Reproduce each line exactly. Skip none.

* **Given data**
-=-=-=-=-

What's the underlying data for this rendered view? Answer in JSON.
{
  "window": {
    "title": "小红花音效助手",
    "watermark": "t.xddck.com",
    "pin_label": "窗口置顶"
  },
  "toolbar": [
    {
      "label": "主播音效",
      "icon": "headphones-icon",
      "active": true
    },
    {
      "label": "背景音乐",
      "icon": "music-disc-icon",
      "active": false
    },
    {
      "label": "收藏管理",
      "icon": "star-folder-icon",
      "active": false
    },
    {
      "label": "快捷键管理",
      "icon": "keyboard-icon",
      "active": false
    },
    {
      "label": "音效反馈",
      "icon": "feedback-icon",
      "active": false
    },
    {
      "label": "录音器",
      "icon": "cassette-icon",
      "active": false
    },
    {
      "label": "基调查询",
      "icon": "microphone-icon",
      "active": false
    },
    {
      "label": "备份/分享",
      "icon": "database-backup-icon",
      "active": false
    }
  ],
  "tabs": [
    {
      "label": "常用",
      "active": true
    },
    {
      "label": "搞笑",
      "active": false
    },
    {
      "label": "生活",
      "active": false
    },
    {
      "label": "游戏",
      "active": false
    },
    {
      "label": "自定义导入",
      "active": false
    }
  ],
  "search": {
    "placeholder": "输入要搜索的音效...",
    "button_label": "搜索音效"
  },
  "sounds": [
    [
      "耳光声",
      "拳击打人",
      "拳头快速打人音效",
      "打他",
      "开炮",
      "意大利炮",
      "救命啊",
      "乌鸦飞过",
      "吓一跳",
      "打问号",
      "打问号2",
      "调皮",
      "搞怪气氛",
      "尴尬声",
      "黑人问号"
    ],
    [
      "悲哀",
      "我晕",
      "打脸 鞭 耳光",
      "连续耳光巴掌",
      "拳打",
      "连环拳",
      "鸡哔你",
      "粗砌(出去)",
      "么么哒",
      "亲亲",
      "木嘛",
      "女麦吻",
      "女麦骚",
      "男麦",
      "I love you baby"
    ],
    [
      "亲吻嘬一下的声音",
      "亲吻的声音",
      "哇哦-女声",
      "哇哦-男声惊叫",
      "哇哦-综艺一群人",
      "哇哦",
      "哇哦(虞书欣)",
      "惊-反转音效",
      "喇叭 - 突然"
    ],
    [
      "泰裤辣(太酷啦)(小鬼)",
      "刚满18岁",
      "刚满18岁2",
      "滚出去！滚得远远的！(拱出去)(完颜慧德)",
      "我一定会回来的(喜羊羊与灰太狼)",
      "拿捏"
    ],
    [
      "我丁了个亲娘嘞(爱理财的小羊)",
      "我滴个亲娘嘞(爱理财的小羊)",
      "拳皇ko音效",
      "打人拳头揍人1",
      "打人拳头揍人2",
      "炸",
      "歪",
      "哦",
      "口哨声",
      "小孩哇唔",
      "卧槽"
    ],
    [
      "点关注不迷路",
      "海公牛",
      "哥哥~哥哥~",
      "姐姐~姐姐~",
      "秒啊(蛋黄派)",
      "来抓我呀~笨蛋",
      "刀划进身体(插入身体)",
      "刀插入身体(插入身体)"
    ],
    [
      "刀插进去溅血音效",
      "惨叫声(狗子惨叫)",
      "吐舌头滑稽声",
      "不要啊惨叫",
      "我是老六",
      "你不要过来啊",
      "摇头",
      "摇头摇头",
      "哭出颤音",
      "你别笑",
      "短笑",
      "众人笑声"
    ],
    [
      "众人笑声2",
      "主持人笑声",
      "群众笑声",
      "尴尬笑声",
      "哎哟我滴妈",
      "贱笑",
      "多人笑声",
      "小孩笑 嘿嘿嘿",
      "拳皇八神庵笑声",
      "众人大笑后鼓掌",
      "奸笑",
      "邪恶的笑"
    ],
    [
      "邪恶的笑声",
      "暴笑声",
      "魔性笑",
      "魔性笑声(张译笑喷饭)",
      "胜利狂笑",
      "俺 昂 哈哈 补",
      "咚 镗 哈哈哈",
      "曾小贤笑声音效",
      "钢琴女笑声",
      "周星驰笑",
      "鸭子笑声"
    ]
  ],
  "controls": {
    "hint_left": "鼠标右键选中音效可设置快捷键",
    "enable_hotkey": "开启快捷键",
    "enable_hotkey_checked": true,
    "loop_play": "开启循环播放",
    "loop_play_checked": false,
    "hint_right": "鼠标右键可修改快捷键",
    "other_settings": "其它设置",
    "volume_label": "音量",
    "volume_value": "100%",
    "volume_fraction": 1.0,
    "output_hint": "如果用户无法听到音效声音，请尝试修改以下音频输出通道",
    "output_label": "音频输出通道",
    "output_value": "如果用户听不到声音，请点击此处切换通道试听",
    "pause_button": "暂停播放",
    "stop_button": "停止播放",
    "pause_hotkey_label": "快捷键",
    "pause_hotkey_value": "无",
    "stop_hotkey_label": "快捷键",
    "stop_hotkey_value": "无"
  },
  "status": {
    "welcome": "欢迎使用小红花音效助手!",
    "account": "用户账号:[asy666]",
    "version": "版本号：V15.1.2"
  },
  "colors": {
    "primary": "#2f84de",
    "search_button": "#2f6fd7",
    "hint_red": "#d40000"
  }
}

-=-=-=-=-

* **The result**
What's the underlying data for this rendered view? Answer in JSON.
{
  "window": {
    "title": "小红花音效助手",
    "watermark": "t.xddck.com",
    "pin_label": "窗口置顶"
  },
  "toolbar": [
    {
      "label": "主播音效",
      "icon": "headphones-icon",
      "active": true
    },
    {
      "label": "背景音乐",
      "icon": "music-disc-icon",
      "active": false
    },
    {
      "label": "收藏管理",
      "icon": "star-folder-icon",
      "active": false
    },
    {
      "label": "快捷键管理",
      "icon": "keyboard-icon",
      "active": false
    },
    {
      "label": "音效反馈",
      "icon": "feedback-icon",
      "active": false
    },
    {
      "label": "录音器",
      "icon": "cassette-icon",
      "active": false
    },
    {
      "label": "基调查询",
      "icon": "microphone-icon",
      "active": false
    },
    {
      "label": "备份/分享",
      "icon": "database-backup-icon",
      "active": false
    }
  ],
  "tabs": [
    {
      "label": "常用",
      "active": true
    },
    {
      "label": "搞笑",
      "active": false
    },
    {
      "label": "生活",
      "active": false
    },
    {
      "label": "游戏",
      "active": false
    },
    {
      "label": "自定义导入",
      "active": false
    }
  ],
  "search": {
    "placeholder": "输入要搜索的音效...",
    "button_label": "搜索音效"
  },
  "sounds": [
    [
      "耳光声",
      "拳击打人",
      "拳头快速打人音效",
      "打他",
      "开炮",
      "意大利炮",
      "救命啊",
      "乌鸦飞过",
      "吓一跳",
      "打问号",
      "打问号2",
      "调皮",
      "搞怪气氛",
      "尴尬声",
      "黑人问号"
    ],
    [
      "悲哀",
      "我晕",
      "打脸 鞭 耳光",
      "连续耳光巴掌",
      "拳打",
      "连环拳",
      "鸡哔你",
      "粗砌(出去)",
      "么么哒",
      "亲亲",
      "木嘛",
      "女麦吻",
      "女麦骚",
      "男麦",
      "I love you baby"
    ],
    [
      "亲吻嘬一下的声音",
      "亲吻的声音",
      "哇哦-女声",
      "哇哦-男声惊叫",
      "哇哦-综艺一群人",
      "哇哦",
      "哇哦(虞书欣)",
      "惊-反转音效",
      "喇叭 - 突然"
    ],
    [
      "泰裤辣(太酷啦)(小鬼)",
      "刚满18岁",
      "刚满18岁2",
      "滚出去！滚得远远的！(拱出去)(完颜慧德)",
      "我一定会回来的(喜羊羊与灰太狼)",
      "拿捏"
    ],
    [
      "我丁了个亲娘嘞(爱理财的小羊)",
      "我滴个亲娘嘞(爱理财的小羊)",
      "拳皇ko音效",
      "打人拳头揍人1",
      "打人拳头揍人2",
      "炸",
      "歪",
      "哦",
      "口哨声",
      "小孩哇唔",
      "卧槽"
    ],
    [
      "点关注不迷路",
      "海公牛",
      "哥哥~哥哥~",
      "姐姐~姐姐~",
      "秒啊(蛋黄派)",
      "来抓我呀~笨蛋",
      "刀划进身体(插入身体)",
      "刀插入身体(插入身体)"
    ],
    [
      "刀插进去溅血音效",
      "惨叫声(狗子惨叫)",
      "吐舌头滑稽声",
      "不要啊惨叫",
      "我是老六",
      "你不要过来啊",
      "摇头",
      "摇头摇头",
      "哭出颤音",
      "你别笑",
      "短笑",
      "众人笑声"
    ],
    [
      "众人笑声2",
      "主持人笑声",
      "群众笑声",
      "尴尬笑声",
      "哎哟我滴妈",
      "贱笑",
      "多人笑声",
      "小孩笑 嘿嘿嘿",
      "拳皇八神庵笑声",
      "众人大笑后鼓掌",
      "奸笑",
      "邪恶的笑"
    ],
    [
      "邪恶的笑声",
      "暴笑声",
      "魔性笑",
      "魔性笑声(张译笑喷饭)",
      "胜利狂笑",
      "俺 昂 哈哈 补",
      "咚 镗 哈哈哈",
      "曾小贤笑声音效",
      "钢琴女笑声",
      "周星驰笑",
      "鸭子笑声"
    ]
  ],
  "controls": {
    "hint_left": "鼠标右键选中音效可设置快捷键",
    "enable_hotkey": "开启快捷键",
    "enable_hotkey_checked": true,
    "loop_play": "开启循环播放",
    "loop_play_checked": false,
    "hint_right": "鼠标右键可修改快捷键",
    "other_settings": "其它设置",
    "volume_label": "音量",
    "volume_value": "100%",
    "volume_fraction": 1.0,
    "output_hint": "如果用户无法听到音效声音，请尝试修改以下音频输出通道",
    "output_label": "音频输出通道",
    "output_value": "如果用户听不到声音，请点击此处切换通道试听",
    "pause_button": "暂停播放",
    "stop_button": "停止播放",
    "pause_hotkey_label": "快捷键",
    "pause_hotkey_value": "无",
    "stop_hotkey_label": "快捷键",
    "stop_hotkey_value": "无"
  },
  "status": {
    "welcome": "欢迎使用小红花音效助手!",
    "account": "用户账号:[asy666]",
    "version": "版本号：V15.1.2"
  },
  "colors": {
    "primary": "#2f84de",
    "search_button": "#2f6fd7",
    "hint_red": "#d40000"
  }
}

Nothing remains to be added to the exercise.